__Stated goal__
Set down the material once more, exactly as it appears.

__Records for processing__
┌────────

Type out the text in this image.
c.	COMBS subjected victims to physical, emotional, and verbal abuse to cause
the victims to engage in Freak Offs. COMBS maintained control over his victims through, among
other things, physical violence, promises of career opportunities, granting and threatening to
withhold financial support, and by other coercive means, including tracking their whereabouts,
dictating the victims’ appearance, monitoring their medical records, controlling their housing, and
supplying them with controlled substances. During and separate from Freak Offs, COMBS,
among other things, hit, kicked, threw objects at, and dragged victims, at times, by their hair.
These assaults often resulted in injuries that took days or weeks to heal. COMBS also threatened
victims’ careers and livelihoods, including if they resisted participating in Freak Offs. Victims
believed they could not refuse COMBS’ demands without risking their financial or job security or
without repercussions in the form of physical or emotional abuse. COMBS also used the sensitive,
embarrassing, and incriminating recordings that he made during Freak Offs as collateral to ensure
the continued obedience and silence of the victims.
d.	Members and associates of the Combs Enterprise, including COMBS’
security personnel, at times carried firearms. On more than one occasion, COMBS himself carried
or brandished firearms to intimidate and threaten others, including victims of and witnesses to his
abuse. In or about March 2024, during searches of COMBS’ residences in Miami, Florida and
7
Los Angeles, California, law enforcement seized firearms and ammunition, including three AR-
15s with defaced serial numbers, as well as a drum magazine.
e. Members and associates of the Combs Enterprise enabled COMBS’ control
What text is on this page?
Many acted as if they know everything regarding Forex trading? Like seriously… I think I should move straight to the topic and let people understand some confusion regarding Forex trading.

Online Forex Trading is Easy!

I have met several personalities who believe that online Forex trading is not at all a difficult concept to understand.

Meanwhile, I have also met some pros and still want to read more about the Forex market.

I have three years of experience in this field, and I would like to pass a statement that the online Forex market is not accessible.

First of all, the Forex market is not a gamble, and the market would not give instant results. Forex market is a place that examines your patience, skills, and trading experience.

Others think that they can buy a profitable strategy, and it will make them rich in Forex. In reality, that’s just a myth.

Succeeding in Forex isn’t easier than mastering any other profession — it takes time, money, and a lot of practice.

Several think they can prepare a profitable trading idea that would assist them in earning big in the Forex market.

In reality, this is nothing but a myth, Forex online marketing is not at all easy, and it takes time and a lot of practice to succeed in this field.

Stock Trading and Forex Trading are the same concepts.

└────────

__Result of this exercise__
Type out the text in this image.
c.	COMBS subjected victims to physical, emotional, and verbal abuse to cause
the victims to engage in Freak Offs. COMBS maintained control over his victims through, among
other things, physical violence, promises of career opportunities, granting and threatening to
withhold financial support, and by other coercive means, including tracking their whereabouts,
dictating the victims’ appearance, monitoring their medical records, controlling their housing, and
supplying them with controlled substances. During and separate from Freak Offs, COMBS,
among other things, hit, kicked, threw objects at, and dragged victims, at times, by their hair.
These assaults often resulted in injuries that took days or weeks to heal. COMBS also threatened
victims’ careers and livelihoods, including if they resisted participating in Freak Offs. Victims
believed they could not refuse COMBS’ demands without risking their financial or job security or
without repercussions in the form of physical or emotional abuse. COMBS also used the sensitive,
embarrassing, and incriminating recordings that he made during Freak Offs as collateral to ensure
the continued obedience and silence of the victims.
d.	Members and associates of the Combs Enterprise, including COMBS’
security personnel, at times carried firearms. On more than one occasion, COMBS himself carried
or brandished firearms to intimidate and threaten others, including victims of and witnesses to his
abuse. In or about March 2024, during searches of COMBS’ residences in Miami, Florida and
7
Los Angeles, California, law enforcement seized firearms and ammunition, including three AR-
15s with defaced serial numbers, as well as a drum magazine.
e. Members and associates of the Combs Enterprise enabled COMBS’ control
What text is on this page?
Many acted as if they know everything regarding Forex trading? Like seriously… I think I should move straight to the topic and let people understand some confusion regarding Forex trading.

Online Forex Trading is Easy!

I have met several personalities who believe that online Forex trading is not at all a difficult concept to understand.

Meanwhile, I have also met some pros and still want to read more about the Forex market.

I have three years of experience in this field, and I would like to pass a statement that the online Forex market is not accessible.

First of all, the Forex market is not a gamble, and the market would not give instant results. Forex market is a place that examines your patience, skills, and trading experience.

Others think that they can buy a profitable strategy, and it will make them rich in Forex. In reality, that’s just a myth.

Succeeding in Forex isn’t easier than mastering any other profession — it takes time, money, and a lot of practice.

Several think they can prepare a profitable trading idea that would assist them in earning big in the Forex market.

In reality, this is nothing but a myth, Forex online marketing is not at all easy, and it takes time and a lot of practice to succeed in this field.

Stock Trading and Forex Trading are the same concepts.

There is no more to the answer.